> **Objective**: Can you reproduce the data beneath, keeping every line exact?

> **Source records**:
+++
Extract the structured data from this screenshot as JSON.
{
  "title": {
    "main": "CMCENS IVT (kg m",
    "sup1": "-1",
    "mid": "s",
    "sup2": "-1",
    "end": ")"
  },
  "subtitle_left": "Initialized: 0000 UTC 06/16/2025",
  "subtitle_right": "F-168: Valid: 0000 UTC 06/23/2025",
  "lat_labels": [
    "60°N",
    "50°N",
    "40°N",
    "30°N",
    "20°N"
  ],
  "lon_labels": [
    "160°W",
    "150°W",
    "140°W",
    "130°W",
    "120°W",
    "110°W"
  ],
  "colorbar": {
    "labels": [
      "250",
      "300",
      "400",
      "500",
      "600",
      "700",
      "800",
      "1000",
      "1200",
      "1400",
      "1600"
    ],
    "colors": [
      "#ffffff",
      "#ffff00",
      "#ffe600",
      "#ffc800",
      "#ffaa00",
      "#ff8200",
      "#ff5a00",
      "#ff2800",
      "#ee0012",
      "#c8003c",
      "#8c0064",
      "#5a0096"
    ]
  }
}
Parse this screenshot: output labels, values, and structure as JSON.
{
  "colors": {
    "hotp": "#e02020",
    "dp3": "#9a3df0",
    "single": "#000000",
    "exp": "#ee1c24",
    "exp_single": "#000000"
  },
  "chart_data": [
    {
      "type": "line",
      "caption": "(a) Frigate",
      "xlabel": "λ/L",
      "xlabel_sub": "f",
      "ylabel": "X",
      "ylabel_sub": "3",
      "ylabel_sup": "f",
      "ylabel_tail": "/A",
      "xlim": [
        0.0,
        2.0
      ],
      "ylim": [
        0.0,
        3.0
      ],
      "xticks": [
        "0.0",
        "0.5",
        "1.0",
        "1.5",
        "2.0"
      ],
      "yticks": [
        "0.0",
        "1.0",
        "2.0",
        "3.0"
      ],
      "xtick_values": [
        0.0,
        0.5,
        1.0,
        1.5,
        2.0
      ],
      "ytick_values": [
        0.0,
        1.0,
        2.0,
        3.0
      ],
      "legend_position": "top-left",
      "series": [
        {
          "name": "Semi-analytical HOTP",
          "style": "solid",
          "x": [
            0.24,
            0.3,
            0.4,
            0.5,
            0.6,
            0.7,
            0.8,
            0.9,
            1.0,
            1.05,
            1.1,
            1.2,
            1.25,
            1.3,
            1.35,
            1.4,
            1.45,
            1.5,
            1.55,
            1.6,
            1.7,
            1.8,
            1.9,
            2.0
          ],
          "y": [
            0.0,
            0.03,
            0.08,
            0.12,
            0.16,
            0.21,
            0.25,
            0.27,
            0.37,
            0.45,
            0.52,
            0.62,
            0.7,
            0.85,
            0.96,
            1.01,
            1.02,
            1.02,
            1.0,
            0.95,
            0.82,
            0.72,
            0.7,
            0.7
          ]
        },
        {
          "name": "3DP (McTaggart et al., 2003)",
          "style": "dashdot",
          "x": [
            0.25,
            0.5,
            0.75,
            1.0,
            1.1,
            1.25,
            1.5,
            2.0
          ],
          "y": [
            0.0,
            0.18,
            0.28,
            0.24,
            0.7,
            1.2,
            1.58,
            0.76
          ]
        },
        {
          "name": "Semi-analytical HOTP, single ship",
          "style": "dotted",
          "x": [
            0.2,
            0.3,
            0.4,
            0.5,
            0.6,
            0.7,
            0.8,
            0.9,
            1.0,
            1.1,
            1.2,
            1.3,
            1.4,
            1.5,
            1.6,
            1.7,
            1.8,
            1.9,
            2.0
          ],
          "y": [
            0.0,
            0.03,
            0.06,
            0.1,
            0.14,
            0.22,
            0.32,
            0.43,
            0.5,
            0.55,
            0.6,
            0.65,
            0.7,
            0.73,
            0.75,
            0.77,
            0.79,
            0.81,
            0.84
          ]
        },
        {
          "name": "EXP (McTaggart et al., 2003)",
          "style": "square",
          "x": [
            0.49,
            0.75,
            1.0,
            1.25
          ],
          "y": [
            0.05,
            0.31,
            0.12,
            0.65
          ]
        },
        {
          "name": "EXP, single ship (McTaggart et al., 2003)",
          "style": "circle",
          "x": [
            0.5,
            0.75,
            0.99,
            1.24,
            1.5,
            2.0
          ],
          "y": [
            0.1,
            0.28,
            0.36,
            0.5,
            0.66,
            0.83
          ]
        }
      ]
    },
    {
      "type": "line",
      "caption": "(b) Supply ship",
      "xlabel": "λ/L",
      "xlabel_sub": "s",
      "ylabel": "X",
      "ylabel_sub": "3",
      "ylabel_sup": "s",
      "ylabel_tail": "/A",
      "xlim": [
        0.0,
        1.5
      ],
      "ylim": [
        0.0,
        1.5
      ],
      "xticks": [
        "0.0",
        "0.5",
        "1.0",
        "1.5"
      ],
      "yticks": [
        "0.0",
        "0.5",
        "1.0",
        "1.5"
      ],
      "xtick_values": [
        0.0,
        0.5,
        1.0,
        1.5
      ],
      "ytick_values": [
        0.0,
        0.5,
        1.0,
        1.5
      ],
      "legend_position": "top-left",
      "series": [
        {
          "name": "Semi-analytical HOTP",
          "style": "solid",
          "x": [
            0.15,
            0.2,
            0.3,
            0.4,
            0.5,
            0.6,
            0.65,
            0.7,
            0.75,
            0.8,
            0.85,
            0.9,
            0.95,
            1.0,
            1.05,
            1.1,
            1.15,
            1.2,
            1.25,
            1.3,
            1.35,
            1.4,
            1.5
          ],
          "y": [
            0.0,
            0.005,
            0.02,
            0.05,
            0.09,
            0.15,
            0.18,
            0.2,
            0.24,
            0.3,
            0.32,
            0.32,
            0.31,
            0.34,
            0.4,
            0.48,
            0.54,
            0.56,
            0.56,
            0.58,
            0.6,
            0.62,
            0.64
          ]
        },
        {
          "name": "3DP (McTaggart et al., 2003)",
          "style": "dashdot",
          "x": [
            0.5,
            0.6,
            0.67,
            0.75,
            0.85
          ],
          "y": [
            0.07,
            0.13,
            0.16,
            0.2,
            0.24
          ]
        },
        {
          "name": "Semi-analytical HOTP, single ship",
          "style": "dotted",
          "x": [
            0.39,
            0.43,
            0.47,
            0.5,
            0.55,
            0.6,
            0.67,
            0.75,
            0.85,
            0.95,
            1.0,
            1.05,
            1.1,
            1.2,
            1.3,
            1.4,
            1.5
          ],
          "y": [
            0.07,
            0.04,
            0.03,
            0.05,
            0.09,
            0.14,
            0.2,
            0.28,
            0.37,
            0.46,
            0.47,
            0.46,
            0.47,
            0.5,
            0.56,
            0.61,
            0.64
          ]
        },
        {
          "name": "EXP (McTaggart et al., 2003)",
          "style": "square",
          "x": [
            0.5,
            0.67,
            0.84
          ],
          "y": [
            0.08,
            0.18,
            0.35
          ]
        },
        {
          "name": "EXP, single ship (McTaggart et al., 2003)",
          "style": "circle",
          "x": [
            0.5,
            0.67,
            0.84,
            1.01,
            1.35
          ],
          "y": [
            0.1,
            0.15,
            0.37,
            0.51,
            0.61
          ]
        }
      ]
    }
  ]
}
+++
> **Task answer**:
Extract the structured data from this screenshot as JSON.
{
  "title": {
    "main": "CMCENS IVT (kg m",
    "sup1": "-1",
    "mid": "s",
    "sup2": "-1",
    "end": ")"
  },
  "subtitle_left": "Initialized: 0000 UTC 06/16/2025",
  "subtitle_right": "F-168: Valid: 0000 UTC 06/23/2025",
  "lat_labels": [
    "60°N",
    "50°N",
    "40°N",
    "30°N",
    "20°N"
  ],
  "lon_labels": [
    "160°W",
    "150°W",
    "140°W",
    "130°W",
    "120°W",
    "110°W"
  ],
  "colorbar": {
    "labels": [
      "250",
      "300",
      "400",
      "500",
      "600",
      "700",
      "800",
      "1000",
      "1200",
      "1400",
      "1600"
    ],
    "colors": [
      "#ffffff",
      "#ffff00",
      "#ffe600",
      "#ffc800",
      "#ffaa00",
      "#ff8200",
      "#ff5a00",
      "#ff2800",
      "#ee0012",
      "#c8003c",
      "#8c0064",
      "#5a0096"
    ]
  }
}
Parse this screenshot: output labels, values, and structure as JSON.
{
  "colors": {
    "hotp": "#e02020",
    "dp3": "#9a3df0",
    "single": "#000000",
    "exp": "#ee1c24",
    "exp_single": "#000000"
  },
  "chart_data": [
    {
      "type": "line",
      "caption": "(a) Frigate",
      "xlabel": "λ/L",
      "xlabel_sub": "f",
      "ylabel": "X",
      "ylabel_sub": "3",
      "ylabel_sup": "f",
      "ylabel_tail": "/A",
      "xlim": [
        0.0,
        2.0
      ],
      "ylim": [
        0.0,
        3.0
      ],
      "xticks": [
        "0.0",
        "0.5",
        "1.0",
        "1.5",
        "2.0"
      ],
      "yticks": [
        "0.0",
        "1.0",
        "2.0",
        "3.0"
      ],
      "xtick_values": [
        0.0,
        0.5,
        1.0,
        1.5,
        2.0
      ],
      "ytick_values": [
        0.0,
        1.0,
        2.0,
        3.0
      ],
      "legend_position": "top-left",
      "series": [
        {
          "name": "Semi-analytical HOTP",
          "style": "solid",
          "x": [
            0.24,
            0.3,
            0.4,
            0.5,
            0.6,
            0.7,
            0.8,
            0.9,
            1.0,
            1.05,
            1.1,
            1.2,
            1.25,
            1.3,
            1.35,
            1.4,
            1.45,
            1.5,
            1.55,
            1.6,
            1.7,
            1.8,
            1.9,
            2.0
          ],
          "y": [
            0.0,
            0.03,
            0.08,
            0.12,
            0.16,
            0.21,
            0.25,
            0.27,
            0.37,
            0.45,
            0.52,
            0.62,
            0.7,
            0.85,
            0.96,
            1.01,
            1.02,
            1.02,
            1.0,
            0.95,
            0.82,
            0.72,
            0.7,
            0.7
          ]
        },
        {
          "name": "3DP (McTaggart et al., 2003)",
          "style": "dashdot",
          "x": [
            0.25,
            0.5,
            0.75,
            1.0,
            1.1,
            1.25,
            1.5,
            2.0
          ],
          "y": [
            0.0,
            0.18,
            0.28,
            0.24,
            0.7,
            1.2,
            1.58,
            0.76
          ]
        },
        {
          "name": "Semi-analytical HOTP, single ship",
          "style": "dotted",
          "x": [
            0.2,
            0.3,
            0.4,
            0.5,
            0.6,
            0.7,
            0.8,
            0.9,
            1.0,
            1.1,
            1.2,
            1.3,
            1.4,
            1.5,
            1.6,
            1.7,
            1.8,
            1.9,
            2.0
          ],
          "y": [
            0.0,
            0.03,
            0.06,
            0.1,
            0.14,
            0.22,
            0.32,
            0.43,
            0.5,
            0.55,
            0.6,
            0.65,
            0.7,
            0.73,
            0.75,
            0.77,
            0.79,
            0.81,
            0.84
          ]
        },
        {
          "name": "EXP (McTaggart et al., 2003)",
          "style": "square",
          "x": [
            0.49,
            0.75,
            1.0,
            1.25
          ],
          "y": [
            0.05,
            0.31,
            0.12,
            0.65
          ]
        },
        {
          "name": "EXP, single ship (McTaggart et al., 2003)",
          "style": "circle",
          "x": [
            0.5,
            0.75,
            0.99,
            1.24,
            1.5,
            2.0
          ],
          "y": [
            0.1,
            0.28,
            0.36,
            0.5,
            0.66,
            0.83
          ]
        }
      ]
    },
    {
      "type": "line",
      "caption": "(b) Supply ship",
      "xlabel": "λ/L",
      "xlabel_sub": "s",
      "ylabel": "X",
      "ylabel_sub": "3",
      "ylabel_sup": "s",
      "ylabel_tail": "/A",
      "xlim": [
        0.0,
        1.5
      ],
      "ylim": [
        0.0,
        1.5
      ],
      "xticks": [
        "0.0",
        "0.5",
        "1.0",
        "1.5"
      ],
      "yticks": [
        "0.0",
        "0.5",
        "1.0",
        "1.5"
      ],
      "xtick_values": [
        0.0,
        0.5,
        1.0,
        1.5
      ],
      "ytick_values": [
        0.0,
        0.5,
        1.0,
        1.5
      ],
      "legend_position": "top-left",
      "series": [
        {
          "name": "Semi-analytical HOTP",
          "style": "solid",
          "x": [
            0.15,
            0.2,
            0.3,
            0.4,
            0.5,
            0.6,
            0.65,
            0.7,
            0.75,
            0.8,
            0.85,
            0.9,
            0.95,
            1.0,
            1.05,
            1.1,
            1.15,
            1.2,
            1.25,
            1.3,
            1.35,
            1.4,
            1.5
          ],
          "y": [
            0.0,
            0.005,
            0.02,
            0.05,
            0.09,
            0.15,
            0.18,
            0.2,
            0.24,
            0.3,
            0.32,
            0.32,
            0.31,
            0.34,
            0.4,
            0.48,
            0.54,
            0.56,
            0.56,
            0.58,
            0.6,
            0.62,
            0.64
          ]
        },
        {
          "name": "3DP (McTaggart et al., 2003)",
          "style": "dashdot",
          "x": [
            0.5,
            0.6,
            0.67,
            0.75,
            0.85
          ],
          "y": [
            0.07,
            0.13,
            0.16,
            0.2,
            0.24
          ]
        },
        {
          "name": "Semi-analytical HOTP, single ship",
          "style": "dotted",
          "x": [
            0.39,
            0.43,
            0.47,
            0.5,
            0.55,
            0.6,
            0.67,
            0.75,
            0.85,
            0.95,
            1.0,
            1.05,
            1.1,
            1.2,
            1.3,
            1.4,
            1.5
          ],
          "y": [
            0.07,
            0.04,
            0.03,
            0.05,
            0.09,
            0.14,
            0.2,
            0.28,
            0.37,
            0.46,
            0.47,
            0.46,
            0.47,
            0.5,
            0.56,
            0.61,
            0.64
          ]
        },
        {
          "name": "EXP (McTaggart et al., 2003)",
          "style": "square",
          "x": [
            0.5,
            0.67,
            0.84
          ],
          "y": [
            0.08,
            0.18,
            0.35
          ]
        },
        {
          "name": "EXP, single ship (McTaggart et al., 2003)",
          "style": "circle",
          "x": [
            0.5,
            0.67,
            0.84,
            1.01,
            1.35
          ],
          "y": [
            0.1,
            0.15,
            0.37,
            0.51,
            0.61
          ]
        }
      ]
    }
  ]
}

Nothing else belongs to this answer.